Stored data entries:
* Begin *
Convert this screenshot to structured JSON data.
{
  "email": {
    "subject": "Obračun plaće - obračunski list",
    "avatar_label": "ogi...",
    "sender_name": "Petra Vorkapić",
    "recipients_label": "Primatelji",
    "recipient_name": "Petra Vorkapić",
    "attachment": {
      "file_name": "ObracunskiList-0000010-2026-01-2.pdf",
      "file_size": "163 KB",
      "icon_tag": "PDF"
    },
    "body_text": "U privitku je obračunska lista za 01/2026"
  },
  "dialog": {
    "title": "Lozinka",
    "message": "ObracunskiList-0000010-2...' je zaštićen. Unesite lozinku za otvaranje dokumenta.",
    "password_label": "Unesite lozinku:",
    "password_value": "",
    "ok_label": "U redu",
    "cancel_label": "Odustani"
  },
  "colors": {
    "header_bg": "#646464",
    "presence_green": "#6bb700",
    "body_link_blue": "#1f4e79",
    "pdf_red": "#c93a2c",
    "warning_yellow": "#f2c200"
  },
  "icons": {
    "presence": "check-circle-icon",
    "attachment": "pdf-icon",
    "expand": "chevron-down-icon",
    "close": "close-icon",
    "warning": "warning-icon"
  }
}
* End *
* Begin *
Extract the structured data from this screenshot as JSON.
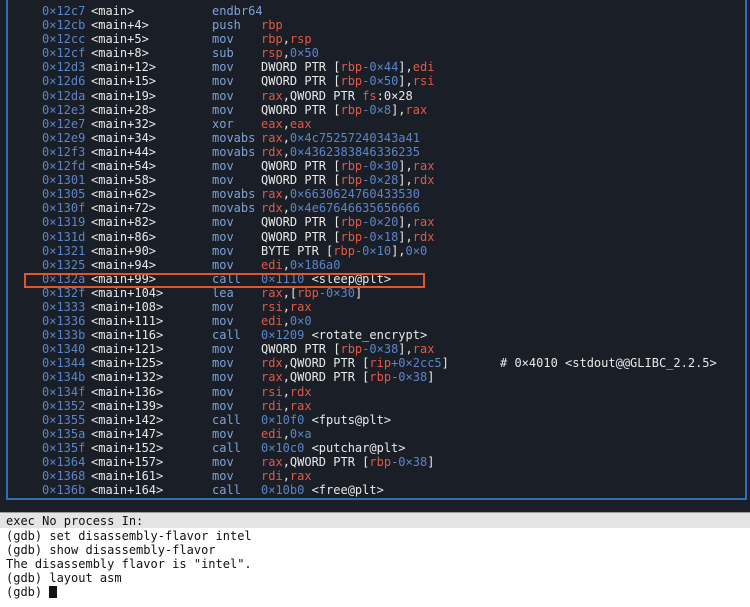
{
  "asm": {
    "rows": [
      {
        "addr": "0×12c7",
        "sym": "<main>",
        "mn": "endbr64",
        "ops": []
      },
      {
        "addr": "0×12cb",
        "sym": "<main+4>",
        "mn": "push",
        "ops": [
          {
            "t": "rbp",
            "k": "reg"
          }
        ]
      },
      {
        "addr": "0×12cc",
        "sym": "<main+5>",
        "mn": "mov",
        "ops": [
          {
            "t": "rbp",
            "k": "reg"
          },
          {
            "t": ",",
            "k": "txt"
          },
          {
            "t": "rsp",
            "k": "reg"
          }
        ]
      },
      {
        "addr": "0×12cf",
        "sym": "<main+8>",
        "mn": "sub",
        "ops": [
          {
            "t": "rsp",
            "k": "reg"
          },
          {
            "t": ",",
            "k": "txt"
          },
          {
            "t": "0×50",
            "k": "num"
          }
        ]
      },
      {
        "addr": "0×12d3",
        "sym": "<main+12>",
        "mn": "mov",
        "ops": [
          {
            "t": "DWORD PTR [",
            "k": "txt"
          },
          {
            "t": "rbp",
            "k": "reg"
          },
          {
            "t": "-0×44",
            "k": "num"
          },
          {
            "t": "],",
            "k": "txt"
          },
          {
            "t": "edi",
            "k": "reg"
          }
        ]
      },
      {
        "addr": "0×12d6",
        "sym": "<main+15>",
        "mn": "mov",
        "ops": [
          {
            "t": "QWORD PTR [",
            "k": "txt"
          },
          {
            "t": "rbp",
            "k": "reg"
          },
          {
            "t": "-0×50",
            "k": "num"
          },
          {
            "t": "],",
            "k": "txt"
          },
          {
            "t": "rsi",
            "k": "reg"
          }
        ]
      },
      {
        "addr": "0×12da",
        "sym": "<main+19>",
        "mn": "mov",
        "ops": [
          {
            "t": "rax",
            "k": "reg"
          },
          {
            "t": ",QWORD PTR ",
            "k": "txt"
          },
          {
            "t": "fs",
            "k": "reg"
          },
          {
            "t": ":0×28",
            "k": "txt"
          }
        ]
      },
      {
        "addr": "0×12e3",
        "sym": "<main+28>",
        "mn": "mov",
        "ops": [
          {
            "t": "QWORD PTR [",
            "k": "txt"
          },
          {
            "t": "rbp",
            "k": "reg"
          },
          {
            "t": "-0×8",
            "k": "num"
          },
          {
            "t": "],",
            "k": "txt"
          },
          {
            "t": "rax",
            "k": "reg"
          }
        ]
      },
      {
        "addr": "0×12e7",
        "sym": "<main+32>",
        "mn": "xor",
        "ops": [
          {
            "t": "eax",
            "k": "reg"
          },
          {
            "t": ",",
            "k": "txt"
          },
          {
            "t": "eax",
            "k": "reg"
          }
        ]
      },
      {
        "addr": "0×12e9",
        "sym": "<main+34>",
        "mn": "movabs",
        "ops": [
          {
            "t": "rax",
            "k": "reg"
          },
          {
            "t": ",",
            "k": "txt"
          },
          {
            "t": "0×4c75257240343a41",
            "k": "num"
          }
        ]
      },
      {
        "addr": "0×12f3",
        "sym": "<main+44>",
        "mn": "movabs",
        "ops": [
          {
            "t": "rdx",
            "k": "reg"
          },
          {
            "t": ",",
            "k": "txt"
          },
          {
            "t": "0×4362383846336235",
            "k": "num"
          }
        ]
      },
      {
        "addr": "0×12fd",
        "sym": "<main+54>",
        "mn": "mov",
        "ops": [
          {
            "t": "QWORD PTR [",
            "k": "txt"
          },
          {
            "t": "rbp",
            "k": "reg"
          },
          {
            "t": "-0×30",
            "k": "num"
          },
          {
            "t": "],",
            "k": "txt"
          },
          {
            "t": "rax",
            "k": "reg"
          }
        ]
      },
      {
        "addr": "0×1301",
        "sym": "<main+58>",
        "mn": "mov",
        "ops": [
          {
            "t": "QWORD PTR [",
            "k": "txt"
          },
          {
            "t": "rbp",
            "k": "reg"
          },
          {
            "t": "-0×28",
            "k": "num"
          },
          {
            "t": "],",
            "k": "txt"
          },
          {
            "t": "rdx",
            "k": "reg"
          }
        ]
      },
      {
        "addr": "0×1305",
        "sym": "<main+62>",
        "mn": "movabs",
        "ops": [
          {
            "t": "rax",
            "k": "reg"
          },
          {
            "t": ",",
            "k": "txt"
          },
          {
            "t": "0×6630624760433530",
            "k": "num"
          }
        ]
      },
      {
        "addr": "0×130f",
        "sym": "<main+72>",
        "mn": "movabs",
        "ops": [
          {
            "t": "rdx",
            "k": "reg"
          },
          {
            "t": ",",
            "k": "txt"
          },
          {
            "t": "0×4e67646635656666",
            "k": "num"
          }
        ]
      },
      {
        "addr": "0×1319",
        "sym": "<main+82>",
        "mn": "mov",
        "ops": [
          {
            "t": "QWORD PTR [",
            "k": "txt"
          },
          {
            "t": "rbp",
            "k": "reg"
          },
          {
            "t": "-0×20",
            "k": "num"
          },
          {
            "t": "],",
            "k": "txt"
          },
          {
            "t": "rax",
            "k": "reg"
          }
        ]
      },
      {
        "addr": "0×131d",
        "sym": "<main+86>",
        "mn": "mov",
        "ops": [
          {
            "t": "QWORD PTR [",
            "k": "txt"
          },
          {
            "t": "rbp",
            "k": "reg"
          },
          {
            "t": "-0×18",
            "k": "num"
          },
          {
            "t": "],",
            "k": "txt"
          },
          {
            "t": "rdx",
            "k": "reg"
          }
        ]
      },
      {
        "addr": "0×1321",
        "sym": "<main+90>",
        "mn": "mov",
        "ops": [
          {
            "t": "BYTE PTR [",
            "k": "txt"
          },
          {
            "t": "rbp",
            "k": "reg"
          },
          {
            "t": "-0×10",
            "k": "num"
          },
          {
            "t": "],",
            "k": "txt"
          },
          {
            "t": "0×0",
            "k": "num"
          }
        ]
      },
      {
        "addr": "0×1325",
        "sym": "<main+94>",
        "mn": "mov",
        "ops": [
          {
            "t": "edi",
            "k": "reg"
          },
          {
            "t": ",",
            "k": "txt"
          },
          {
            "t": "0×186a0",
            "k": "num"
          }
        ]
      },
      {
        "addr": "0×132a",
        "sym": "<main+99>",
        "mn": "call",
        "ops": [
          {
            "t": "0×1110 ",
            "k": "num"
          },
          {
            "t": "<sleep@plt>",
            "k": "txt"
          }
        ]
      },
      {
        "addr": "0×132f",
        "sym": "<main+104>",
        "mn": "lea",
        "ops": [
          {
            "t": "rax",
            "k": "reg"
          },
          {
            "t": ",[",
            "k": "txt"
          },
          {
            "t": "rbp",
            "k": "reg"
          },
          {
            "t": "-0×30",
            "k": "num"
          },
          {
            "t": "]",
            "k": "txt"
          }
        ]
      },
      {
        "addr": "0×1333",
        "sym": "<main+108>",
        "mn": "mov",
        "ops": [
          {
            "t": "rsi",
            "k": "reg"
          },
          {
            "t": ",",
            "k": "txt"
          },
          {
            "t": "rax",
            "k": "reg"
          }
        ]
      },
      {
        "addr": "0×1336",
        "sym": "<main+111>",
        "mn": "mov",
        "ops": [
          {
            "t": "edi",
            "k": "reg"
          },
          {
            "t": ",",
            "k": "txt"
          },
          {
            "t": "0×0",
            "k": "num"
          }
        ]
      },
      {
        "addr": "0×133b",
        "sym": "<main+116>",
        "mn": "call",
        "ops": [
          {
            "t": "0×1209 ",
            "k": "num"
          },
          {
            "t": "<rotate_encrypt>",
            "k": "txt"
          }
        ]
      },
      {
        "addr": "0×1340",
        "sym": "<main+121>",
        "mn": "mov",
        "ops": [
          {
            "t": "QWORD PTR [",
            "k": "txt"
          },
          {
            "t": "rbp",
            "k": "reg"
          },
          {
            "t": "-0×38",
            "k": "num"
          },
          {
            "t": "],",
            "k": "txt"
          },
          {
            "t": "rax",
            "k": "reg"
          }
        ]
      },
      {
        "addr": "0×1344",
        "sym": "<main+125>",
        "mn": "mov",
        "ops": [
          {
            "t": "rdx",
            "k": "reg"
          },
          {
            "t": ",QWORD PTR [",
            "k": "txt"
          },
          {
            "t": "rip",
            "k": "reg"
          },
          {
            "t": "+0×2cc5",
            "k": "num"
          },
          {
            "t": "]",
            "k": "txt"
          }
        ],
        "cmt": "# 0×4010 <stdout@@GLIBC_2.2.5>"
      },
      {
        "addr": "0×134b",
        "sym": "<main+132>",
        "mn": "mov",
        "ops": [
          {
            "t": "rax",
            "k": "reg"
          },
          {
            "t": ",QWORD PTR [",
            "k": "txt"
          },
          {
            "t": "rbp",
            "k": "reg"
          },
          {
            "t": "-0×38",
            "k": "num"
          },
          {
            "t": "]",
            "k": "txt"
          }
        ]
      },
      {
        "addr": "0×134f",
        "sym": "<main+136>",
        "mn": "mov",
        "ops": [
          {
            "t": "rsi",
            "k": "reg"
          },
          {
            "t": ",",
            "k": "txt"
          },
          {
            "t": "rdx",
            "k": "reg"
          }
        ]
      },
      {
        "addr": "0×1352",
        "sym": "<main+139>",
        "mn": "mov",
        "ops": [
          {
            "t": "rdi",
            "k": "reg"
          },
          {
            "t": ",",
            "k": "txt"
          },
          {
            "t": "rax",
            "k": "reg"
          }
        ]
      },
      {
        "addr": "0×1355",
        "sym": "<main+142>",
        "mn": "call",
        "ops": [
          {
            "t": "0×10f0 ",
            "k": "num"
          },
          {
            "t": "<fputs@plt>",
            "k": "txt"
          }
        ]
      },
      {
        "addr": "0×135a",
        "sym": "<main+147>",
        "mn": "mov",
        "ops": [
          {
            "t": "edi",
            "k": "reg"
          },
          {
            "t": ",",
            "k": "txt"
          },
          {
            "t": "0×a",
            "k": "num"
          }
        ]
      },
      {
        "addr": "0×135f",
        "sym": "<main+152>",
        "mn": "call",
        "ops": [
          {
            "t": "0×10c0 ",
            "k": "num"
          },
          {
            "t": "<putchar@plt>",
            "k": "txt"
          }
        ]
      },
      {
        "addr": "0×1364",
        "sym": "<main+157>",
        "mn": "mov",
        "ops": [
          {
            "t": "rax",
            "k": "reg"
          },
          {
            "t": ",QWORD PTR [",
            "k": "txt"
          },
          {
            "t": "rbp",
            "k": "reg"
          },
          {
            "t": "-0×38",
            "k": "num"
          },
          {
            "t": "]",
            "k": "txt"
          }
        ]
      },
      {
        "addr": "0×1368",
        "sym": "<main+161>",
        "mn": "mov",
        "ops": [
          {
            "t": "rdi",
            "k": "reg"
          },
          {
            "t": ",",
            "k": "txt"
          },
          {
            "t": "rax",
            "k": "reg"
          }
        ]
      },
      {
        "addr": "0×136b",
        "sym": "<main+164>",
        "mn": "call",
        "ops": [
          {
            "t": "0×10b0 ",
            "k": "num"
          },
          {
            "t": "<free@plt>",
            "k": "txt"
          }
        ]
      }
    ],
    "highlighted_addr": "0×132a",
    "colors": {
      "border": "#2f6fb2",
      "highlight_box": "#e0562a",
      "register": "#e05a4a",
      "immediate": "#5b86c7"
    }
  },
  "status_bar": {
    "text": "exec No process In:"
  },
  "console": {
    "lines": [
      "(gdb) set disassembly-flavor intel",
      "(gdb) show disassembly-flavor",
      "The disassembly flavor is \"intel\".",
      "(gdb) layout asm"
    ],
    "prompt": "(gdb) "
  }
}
* End *
_WHAT YOU HAVE TO DO_
Identify each line containing the string "Vorkapić" and copy it out.

_THE RESPONSE_
    "sender_name": "Petra Vorkapić",
    "recipient_name": "Petra Vorkapić",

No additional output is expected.